EXERCISE DIRECTIONS: Report every line of the records below that contains the string "czwlzx".

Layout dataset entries
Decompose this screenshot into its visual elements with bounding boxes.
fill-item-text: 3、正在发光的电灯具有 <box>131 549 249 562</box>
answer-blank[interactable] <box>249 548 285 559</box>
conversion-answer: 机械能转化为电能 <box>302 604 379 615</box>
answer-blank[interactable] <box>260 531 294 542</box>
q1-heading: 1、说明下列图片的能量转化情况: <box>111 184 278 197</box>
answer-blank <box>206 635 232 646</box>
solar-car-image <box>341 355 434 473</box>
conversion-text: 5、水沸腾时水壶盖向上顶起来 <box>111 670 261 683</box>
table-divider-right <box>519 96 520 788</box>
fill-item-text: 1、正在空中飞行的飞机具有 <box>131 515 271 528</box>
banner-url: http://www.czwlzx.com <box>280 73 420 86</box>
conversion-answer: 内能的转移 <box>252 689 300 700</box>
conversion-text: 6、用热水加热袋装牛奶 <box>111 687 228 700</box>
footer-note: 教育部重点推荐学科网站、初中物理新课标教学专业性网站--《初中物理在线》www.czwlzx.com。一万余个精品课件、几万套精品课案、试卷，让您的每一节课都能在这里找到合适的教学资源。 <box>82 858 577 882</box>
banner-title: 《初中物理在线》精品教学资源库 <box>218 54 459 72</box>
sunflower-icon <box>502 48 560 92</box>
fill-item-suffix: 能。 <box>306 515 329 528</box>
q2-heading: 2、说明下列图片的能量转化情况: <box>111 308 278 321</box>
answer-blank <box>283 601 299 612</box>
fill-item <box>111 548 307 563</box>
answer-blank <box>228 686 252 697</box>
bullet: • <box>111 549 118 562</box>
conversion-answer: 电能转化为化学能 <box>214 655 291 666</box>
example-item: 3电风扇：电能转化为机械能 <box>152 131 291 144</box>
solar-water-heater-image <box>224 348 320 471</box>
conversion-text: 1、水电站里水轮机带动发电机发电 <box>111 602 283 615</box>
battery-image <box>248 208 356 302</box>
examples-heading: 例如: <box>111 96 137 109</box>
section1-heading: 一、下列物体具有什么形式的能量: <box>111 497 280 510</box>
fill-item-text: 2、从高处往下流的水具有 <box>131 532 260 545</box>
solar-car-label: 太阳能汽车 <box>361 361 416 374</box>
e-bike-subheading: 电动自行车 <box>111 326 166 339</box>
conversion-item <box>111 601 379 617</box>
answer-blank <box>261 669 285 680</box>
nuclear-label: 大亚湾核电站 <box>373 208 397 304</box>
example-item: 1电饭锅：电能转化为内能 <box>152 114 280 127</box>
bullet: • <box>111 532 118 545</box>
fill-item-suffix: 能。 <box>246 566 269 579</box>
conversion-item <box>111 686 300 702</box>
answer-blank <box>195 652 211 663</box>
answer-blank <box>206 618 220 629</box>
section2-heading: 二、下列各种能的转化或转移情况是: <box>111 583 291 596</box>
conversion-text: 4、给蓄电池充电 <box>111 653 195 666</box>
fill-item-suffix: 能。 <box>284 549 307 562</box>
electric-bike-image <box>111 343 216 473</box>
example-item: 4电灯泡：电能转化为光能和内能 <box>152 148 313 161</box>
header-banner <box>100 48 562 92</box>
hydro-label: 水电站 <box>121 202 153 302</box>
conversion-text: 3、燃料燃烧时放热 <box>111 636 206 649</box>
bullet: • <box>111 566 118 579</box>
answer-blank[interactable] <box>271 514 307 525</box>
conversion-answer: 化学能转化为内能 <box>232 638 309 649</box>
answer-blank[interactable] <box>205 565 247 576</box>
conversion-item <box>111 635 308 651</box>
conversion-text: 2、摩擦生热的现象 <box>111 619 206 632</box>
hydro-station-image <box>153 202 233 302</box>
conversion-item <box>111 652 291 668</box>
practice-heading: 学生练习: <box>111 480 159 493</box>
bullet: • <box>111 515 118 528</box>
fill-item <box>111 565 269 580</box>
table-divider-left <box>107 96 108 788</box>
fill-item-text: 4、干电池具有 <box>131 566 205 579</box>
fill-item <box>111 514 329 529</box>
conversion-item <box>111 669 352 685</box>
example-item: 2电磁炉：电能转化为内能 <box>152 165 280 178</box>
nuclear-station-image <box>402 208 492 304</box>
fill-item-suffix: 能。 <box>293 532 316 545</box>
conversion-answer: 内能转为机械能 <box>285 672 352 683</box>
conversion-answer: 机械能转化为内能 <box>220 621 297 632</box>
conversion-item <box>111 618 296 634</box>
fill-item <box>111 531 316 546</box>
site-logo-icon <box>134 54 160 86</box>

FULL RESPONSE:
banner-url: http://www.czwlzx.com <box>280 73 420 86</box>
footer-note: 教育部重点推荐学科网站、初中物理新课标教学专业性网站--《初中物理在线》www.czwlzx.com。一万余个精品课件、几万套精品课案、试卷，让您的每一节课都能在这里找到合适的教学资源。 <box>82 858 577 882</box>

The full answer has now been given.